**Stated task**
Below are records to repeat exactly. Omit the pictures from the copy.

[Data tied to figure images]
════

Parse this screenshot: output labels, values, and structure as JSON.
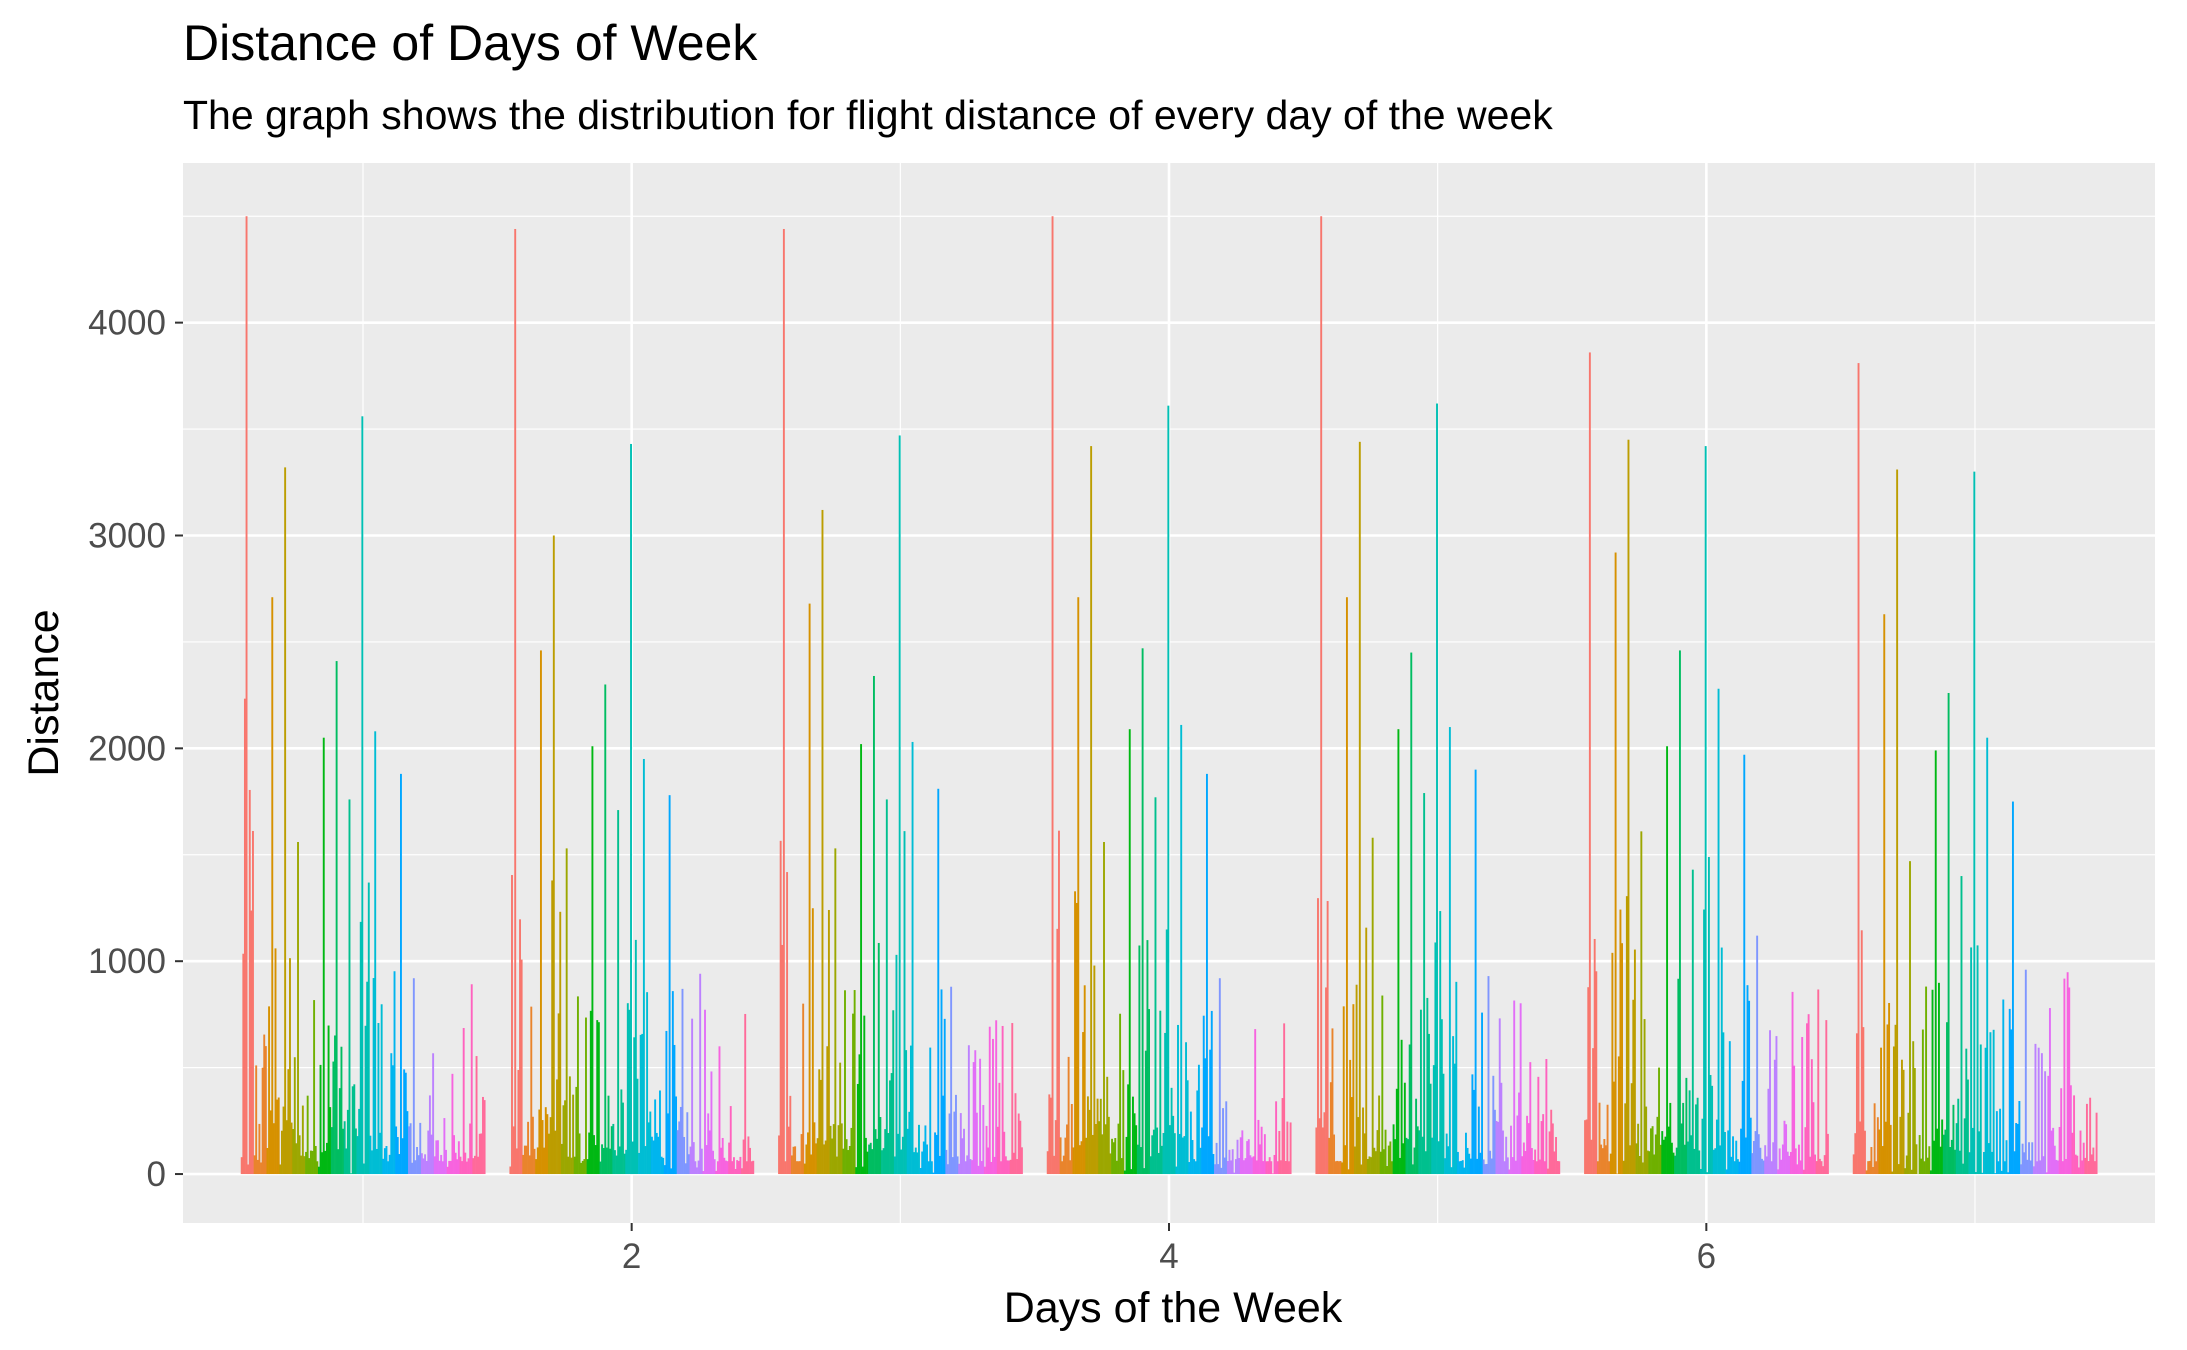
{
  "chart_data": {
    "type": "bar",
    "title": "Distance of Days of Week",
    "subtitle": "The graph shows the distribution for flight distance of every day of the week",
    "xlabel": "Days of the Week",
    "ylabel": "Distance",
    "xlim": [
      0.33,
      7.67
    ],
    "ylim": [
      -230,
      4750
    ],
    "x_ticks": [
      2,
      4,
      6
    ],
    "y_ticks": [
      0,
      1000,
      2000,
      3000,
      4000
    ],
    "grid": true,
    "legend": "none",
    "color_by": "hour",
    "hours": [
      5,
      6,
      7,
      8,
      9,
      10,
      11,
      12,
      13,
      14,
      15,
      16,
      17,
      18,
      19,
      20,
      21,
      22,
      23
    ],
    "days": [
      {
        "day": 1,
        "peaks": [
          {
            "hour": 5,
            "value": 4500
          },
          {
            "hour": 7,
            "value": 2710
          },
          {
            "hour": 8,
            "value": 3320
          },
          {
            "hour": 9,
            "value": 1560
          },
          {
            "hour": 11,
            "value": 2050
          },
          {
            "hour": 12,
            "value": 2410
          },
          {
            "hour": 13,
            "value": 1760
          },
          {
            "hour": 14,
            "value": 3560
          },
          {
            "hour": 15,
            "value": 2080
          },
          {
            "hour": 17,
            "value": 1880
          },
          {
            "hour": 18,
            "value": 920
          }
        ]
      },
      {
        "day": 2,
        "peaks": [
          {
            "hour": 5,
            "value": 4440
          },
          {
            "hour": 7,
            "value": 2460
          },
          {
            "hour": 8,
            "value": 3000
          },
          {
            "hour": 9,
            "value": 1530
          },
          {
            "hour": 11,
            "value": 2010
          },
          {
            "hour": 12,
            "value": 2300
          },
          {
            "hour": 13,
            "value": 1710
          },
          {
            "hour": 14,
            "value": 3430
          },
          {
            "hour": 15,
            "value": 1950
          },
          {
            "hour": 17,
            "value": 1780
          },
          {
            "hour": 18,
            "value": 870
          }
        ]
      },
      {
        "day": 3,
        "peaks": [
          {
            "hour": 5,
            "value": 4440
          },
          {
            "hour": 7,
            "value": 2680
          },
          {
            "hour": 8,
            "value": 3120
          },
          {
            "hour": 9,
            "value": 1530
          },
          {
            "hour": 11,
            "value": 2020
          },
          {
            "hour": 12,
            "value": 2340
          },
          {
            "hour": 13,
            "value": 1760
          },
          {
            "hour": 14,
            "value": 3470
          },
          {
            "hour": 15,
            "value": 2030
          },
          {
            "hour": 17,
            "value": 1810
          },
          {
            "hour": 18,
            "value": 880
          }
        ]
      },
      {
        "day": 4,
        "peaks": [
          {
            "hour": 5,
            "value": 4500
          },
          {
            "hour": 7,
            "value": 2710
          },
          {
            "hour": 8,
            "value": 3420
          },
          {
            "hour": 9,
            "value": 1560
          },
          {
            "hour": 11,
            "value": 2090
          },
          {
            "hour": 12,
            "value": 2470
          },
          {
            "hour": 13,
            "value": 1770
          },
          {
            "hour": 14,
            "value": 3610
          },
          {
            "hour": 15,
            "value": 2110
          },
          {
            "hour": 17,
            "value": 1880
          },
          {
            "hour": 18,
            "value": 920
          }
        ]
      },
      {
        "day": 5,
        "peaks": [
          {
            "hour": 5,
            "value": 4500
          },
          {
            "hour": 7,
            "value": 2710
          },
          {
            "hour": 8,
            "value": 3440
          },
          {
            "hour": 9,
            "value": 1580
          },
          {
            "hour": 11,
            "value": 2090
          },
          {
            "hour": 12,
            "value": 2450
          },
          {
            "hour": 13,
            "value": 1790
          },
          {
            "hour": 14,
            "value": 3620
          },
          {
            "hour": 15,
            "value": 2100
          },
          {
            "hour": 17,
            "value": 1900
          },
          {
            "hour": 18,
            "value": 930
          }
        ]
      },
      {
        "day": 6,
        "peaks": [
          {
            "hour": 5,
            "value": 3860
          },
          {
            "hour": 7,
            "value": 2920
          },
          {
            "hour": 8,
            "value": 3450
          },
          {
            "hour": 9,
            "value": 1610
          },
          {
            "hour": 11,
            "value": 2010
          },
          {
            "hour": 12,
            "value": 2460
          },
          {
            "hour": 13,
            "value": 1430
          },
          {
            "hour": 14,
            "value": 3420
          },
          {
            "hour": 15,
            "value": 2280
          },
          {
            "hour": 17,
            "value": 1970
          },
          {
            "hour": 18,
            "value": 1120
          }
        ]
      },
      {
        "day": 7,
        "peaks": [
          {
            "hour": 5,
            "value": 3810
          },
          {
            "hour": 7,
            "value": 2630
          },
          {
            "hour": 8,
            "value": 3310
          },
          {
            "hour": 9,
            "value": 1470
          },
          {
            "hour": 11,
            "value": 1990
          },
          {
            "hour": 12,
            "value": 2260
          },
          {
            "hour": 13,
            "value": 1400
          },
          {
            "hour": 14,
            "value": 3300
          },
          {
            "hour": 15,
            "value": 2050
          },
          {
            "hour": 17,
            "value": 1750
          },
          {
            "hour": 18,
            "value": 960
          }
        ]
      }
    ]
  }
}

════

**Expected answer**
Parse this screenshot: output labels, values, and structure as JSON.
{
  "chart_data": {
    "type": "bar",
    "title": "Distance of Days of Week",
    "subtitle": "The graph shows the distribution for flight distance of every day of the week",
    "xlabel": "Days of the Week",
    "ylabel": "Distance",
    "xlim": [
      0.33,
      7.67
    ],
    "ylim": [
      -230,
      4750
    ],
    "x_ticks": [
      2,
      4,
      6
    ],
    "y_ticks": [
      0,
      1000,
      2000,
      3000,
      4000
    ],
    "grid": true,
    "legend": "none",
    "color_by": "hour",
    "hours": [
      5,
      6,
      7,
      8,
      9,
      10,
      11,
      12,
      13,
      14,
      15,
      16,
      17,
      18,
      19,
      20,
      21,
      22,
      23
    ],
    "days": [
      {
        "day": 1,
        "peaks": [
          {
            "hour": 5,
            "value": 4500
          },
          {
            "hour": 7,
            "value": 2710
          },
          {
            "hour": 8,
            "value": 3320
          },
          {
            "hour": 9,
            "value": 1560
          },
          {
            "hour": 11,
            "value": 2050
          },
          {
            "hour": 12,
            "value": 2410
          },
          {
            "hour": 13,
            "value": 1760
          },
          {
            "hour": 14,
            "value": 3560
          },
          {
            "hour": 15,
            "value": 2080
          },
          {
            "hour": 17,
            "value": 1880
          },
          {
            "hour": 18,
            "value": 920
          }
        ]
      },
      {
        "day": 2,
        "peaks": [
          {
            "hour": 5,
            "value": 4440
          },
          {
            "hour": 7,
            "value": 2460
          },
          {
            "hour": 8,
            "value": 3000
          },
          {
            "hour": 9,
            "value": 1530
          },
          {
            "hour": 11,
            "value": 2010
          },
          {
            "hour": 12,
            "value": 2300
          },
          {
            "hour": 13,
            "value": 1710
          },
          {
            "hour": 14,
            "value": 3430
          },
          {
            "hour": 15,
            "value": 1950
          },
          {
            "hour": 17,
            "value": 1780
          },
          {
            "hour": 18,
            "value": 870
          }
        ]
      },
      {
        "day": 3,
        "peaks": [
          {
            "hour": 5,
            "value": 4440
          },
          {
            "hour": 7,
            "value": 2680
          },
          {
            "hour": 8,
            "value": 3120
          },
          {
            "hour": 9,
            "value": 1530
          },
          {
            "hour": 11,
            "value": 2020
          },
          {
            "hour": 12,
            "value": 2340
          },
          {
            "hour": 13,
            "value": 1760
          },
          {
            "hour": 14,
            "value": 3470
          },
          {
            "hour": 15,
            "value": 2030
          },
          {
            "hour": 17,
            "value": 1810
          },
          {
            "hour": 18,
            "value": 880
          }
        ]
      },
      {
        "day": 4,
        "peaks": [
          {
            "hour": 5,
            "value": 4500
          },
          {
            "hour": 7,
            "value": 2710
          },
          {
            "hour": 8,
            "value": 3420
          },
          {
            "hour": 9,
            "value": 1560
          },
          {
            "hour": 11,
            "value": 2090
          },
          {
            "hour": 12,
            "value": 2470
          },
          {
            "hour": 13,
            "value": 1770
          },
          {
            "hour": 14,
            "value": 3610
          },
          {
            "hour": 15,
            "value": 2110
          },
          {
            "hour": 17,
            "value": 1880
          },
          {
            "hour": 18,
            "value": 920
          }
        ]
      },
      {
        "day": 5,
        "peaks": [
          {
            "hour": 5,
            "value": 4500
          },
          {
            "hour": 7,
            "value": 2710
          },
          {
            "hour": 8,
            "value": 3440
          },
          {
            "hour": 9,
            "value": 1580
          },
          {
            "hour": 11,
            "value": 2090
          },
          {
            "hour": 12,
            "value": 2450
          },
          {
            "hour": 13,
            "value": 1790
          },
          {
            "hour": 14,
            "value": 3620
          },
          {
            "hour": 15,
            "value": 2100
          },
          {
            "hour": 17,
            "value": 1900
          },
          {
            "hour": 18,
            "value": 930
          }
        ]
      },
      {
        "day": 6,
        "peaks": [
          {
            "hour": 5,
            "value": 3860
          },
          {
            "hour": 7,
            "value": 2920
          },
          {
            "hour": 8,
            "value": 3450
          },
          {
            "hour": 9,
            "value": 1610
          },
          {
            "hour": 11,
            "value": 2010
          },
          {
            "hour": 12,
            "value": 2460
          },
          {
            "hour": 13,
            "value": 1430
          },
          {
            "hour": 14,
            "value": 3420
          },
          {
            "hour": 15,
            "value": 2280
          },
          {
            "hour": 17,
            "value": 1970
          },
          {
            "hour": 18,
            "value": 1120
          }
        ]
      },
      {
        "day": 7,
        "peaks": [
          {
            "hour": 5,
            "value": 3810
          },
          {
            "hour": 7,
            "value": 2630
          },
          {
            "hour": 8,
            "value": 3310
          },
          {
            "hour": 9,
            "value": 1470
          },
          {
            "hour": 11,
            "value": 1990
          },
          {
            "hour": 12,
            "value": 2260
          },
          {
            "hour": 13,
            "value": 1400
          },
          {
            "hour": 14,
            "value": 3300
          },
          {
            "hour": 15,
            "value": 2050
          },
          {
            "hour": 17,
            "value": 1750
          },
          {
            "hour": 18,
            "value": 960
          }
        ]
      }
    ]
  }
}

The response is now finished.